- Written exercise -
Your task is to reproduce the material exactly.

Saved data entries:

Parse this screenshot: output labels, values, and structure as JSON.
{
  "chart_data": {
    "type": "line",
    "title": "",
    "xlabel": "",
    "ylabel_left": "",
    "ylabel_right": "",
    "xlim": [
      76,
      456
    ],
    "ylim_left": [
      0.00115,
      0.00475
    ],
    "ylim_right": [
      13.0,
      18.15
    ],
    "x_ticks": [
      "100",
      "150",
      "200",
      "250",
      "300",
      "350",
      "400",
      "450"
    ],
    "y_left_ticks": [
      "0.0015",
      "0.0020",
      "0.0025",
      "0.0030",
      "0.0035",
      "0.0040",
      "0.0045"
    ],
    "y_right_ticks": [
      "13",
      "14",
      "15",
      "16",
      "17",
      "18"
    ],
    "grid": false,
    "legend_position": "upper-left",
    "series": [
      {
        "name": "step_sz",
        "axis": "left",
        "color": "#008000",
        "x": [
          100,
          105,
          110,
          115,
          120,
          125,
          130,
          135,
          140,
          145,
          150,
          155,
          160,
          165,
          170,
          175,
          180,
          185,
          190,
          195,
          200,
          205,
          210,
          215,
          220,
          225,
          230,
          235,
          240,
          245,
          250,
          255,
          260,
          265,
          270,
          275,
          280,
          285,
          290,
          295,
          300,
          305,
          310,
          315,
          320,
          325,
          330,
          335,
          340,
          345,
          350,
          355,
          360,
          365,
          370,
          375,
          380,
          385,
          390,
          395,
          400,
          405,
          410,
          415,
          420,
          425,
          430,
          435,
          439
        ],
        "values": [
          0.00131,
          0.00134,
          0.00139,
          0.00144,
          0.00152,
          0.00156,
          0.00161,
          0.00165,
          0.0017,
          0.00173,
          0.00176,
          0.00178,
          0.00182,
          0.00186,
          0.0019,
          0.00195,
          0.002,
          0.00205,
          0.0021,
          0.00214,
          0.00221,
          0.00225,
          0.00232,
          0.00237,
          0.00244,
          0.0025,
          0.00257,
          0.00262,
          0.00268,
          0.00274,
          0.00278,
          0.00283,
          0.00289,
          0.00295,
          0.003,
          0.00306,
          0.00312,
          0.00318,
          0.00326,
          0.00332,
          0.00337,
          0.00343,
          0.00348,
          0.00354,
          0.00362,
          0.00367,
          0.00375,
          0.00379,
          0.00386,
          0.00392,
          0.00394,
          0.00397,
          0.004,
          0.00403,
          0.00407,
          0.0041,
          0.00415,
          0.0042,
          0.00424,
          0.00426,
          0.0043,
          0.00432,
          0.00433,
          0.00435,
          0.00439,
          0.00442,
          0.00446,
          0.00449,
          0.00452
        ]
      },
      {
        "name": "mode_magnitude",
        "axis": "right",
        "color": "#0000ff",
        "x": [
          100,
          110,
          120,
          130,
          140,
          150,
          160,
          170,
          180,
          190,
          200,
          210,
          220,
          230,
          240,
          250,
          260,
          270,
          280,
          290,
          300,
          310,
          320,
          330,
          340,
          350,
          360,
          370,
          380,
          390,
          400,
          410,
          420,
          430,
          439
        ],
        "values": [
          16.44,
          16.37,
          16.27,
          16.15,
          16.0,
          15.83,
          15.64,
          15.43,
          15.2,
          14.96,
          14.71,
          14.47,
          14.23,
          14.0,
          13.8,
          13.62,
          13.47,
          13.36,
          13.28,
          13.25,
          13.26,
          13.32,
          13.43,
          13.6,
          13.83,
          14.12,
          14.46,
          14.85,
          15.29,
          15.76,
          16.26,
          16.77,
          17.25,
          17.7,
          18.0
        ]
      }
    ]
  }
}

- Task solution -
Parse this screenshot: output labels, values, and structure as JSON.
{
  "chart_data": {
    "type": "line",
    "title": "",
    "xlabel": "",
    "ylabel_left": "",
    "ylabel_right": "",
    "xlim": [
      76,
      456
    ],
    "ylim_left": [
      0.00115,
      0.00475
    ],
    "ylim_right": [
      13.0,
      18.15
    ],
    "x_ticks": [
      "100",
      "150",
      "200",
      "250",
      "300",
      "350",
      "400",
      "450"
    ],
    "y_left_ticks": [
      "0.0015",
      "0.0020",
      "0.0025",
      "0.0030",
      "0.0035",
      "0.0040",
      "0.0045"
    ],
    "y_right_ticks": [
      "13",
      "14",
      "15",
      "16",
      "17",
      "18"
    ],
    "grid": false,
    "legend_position": "upper-left",
    "series": [
      {
        "name": "step_sz",
        "axis": "left",
        "color": "#008000",
        "x": [
          100,
          105,
          110,
          115,
          120,
          125,
          130,
          135,
          140,
          145,
          150,
          155,
          160,
          165,
          170,
          175,
          180,
          185,
          190,
          195,
          200,
          205,
          210,
          215,
          220,
          225,
          230,
          235,
          240,
          245,
          250,
          255,
          260,
          265,
          270,
          275,
          280,
          285,
          290,
          295,
          300,
          305,
          310,
          315,
          320,
          325,
          330,
          335,
          340,
          345,
          350,
          355,
          360,
          365,
          370,
          375,
          380,
          385,
          390,
          395,
          400,
          405,
          410,
          415,
          420,
          425,
          430,
          435,
          439
        ],
        "values": [
          0.00131,
          0.00134,
          0.00139,
          0.00144,
          0.00152,
          0.00156,
          0.00161,
          0.00165,
          0.0017,
          0.00173,
          0.00176,
          0.00178,
          0.00182,
          0.00186,
          0.0019,
          0.00195,
          0.002,
          0.00205,
          0.0021,
          0.00214,
          0.00221,
          0.00225,
          0.00232,
          0.00237,
          0.00244,
          0.0025,
          0.00257,
          0.00262,
          0.00268,
          0.00274,
          0.00278,
          0.00283,
          0.00289,
          0.00295,
          0.003,
          0.00306,
          0.00312,
          0.00318,
          0.00326,
          0.00332,
          0.00337,
          0.00343,
          0.00348,
          0.00354,
          0.00362,
          0.00367,
          0.00375,
          0.00379,
          0.00386,
          0.00392,
          0.00394,
          0.00397,
          0.004,
          0.00403,
          0.00407,
          0.0041,
          0.00415,
          0.0042,
          0.00424,
          0.00426,
          0.0043,
          0.00432,
          0.00433,
          0.00435,
          0.00439,
          0.00442,
          0.00446,
          0.00449,
          0.00452
        ]
      },
      {
        "name": "mode_magnitude",
        "axis": "right",
        "color": "#0000ff",
        "x": [
          100,
          110,
          120,
          130,
          140,
          150,
          160,
          170,
          180,
          190,
          200,
          210,
          220,
          230,
          240,
          250,
          260,
          270,
          280,
          290,
          300,
          310,
          320,
          330,
          340,
          350,
          360,
          370,
          380,
          390,
          400,
          410,
          420,
          430,
          439
        ],
        "values": [
          16.44,
          16.37,
          16.27,
          16.15,
          16.0,
          15.83,
          15.64,
          15.43,
          15.2,
          14.96,
          14.71,
          14.47,
          14.23,
          14.0,
          13.8,
          13.62,
          13.47,
          13.36,
          13.28,
          13.25,
          13.26,
          13.32,
          13.43,
          13.6,
          13.83,
          14.12,
          14.46,
          14.85,
          15.29,
          15.76,
          16.26,
          16.77,
          17.25,
          17.7,
          18.0
        ]
      }
    ]
  }
}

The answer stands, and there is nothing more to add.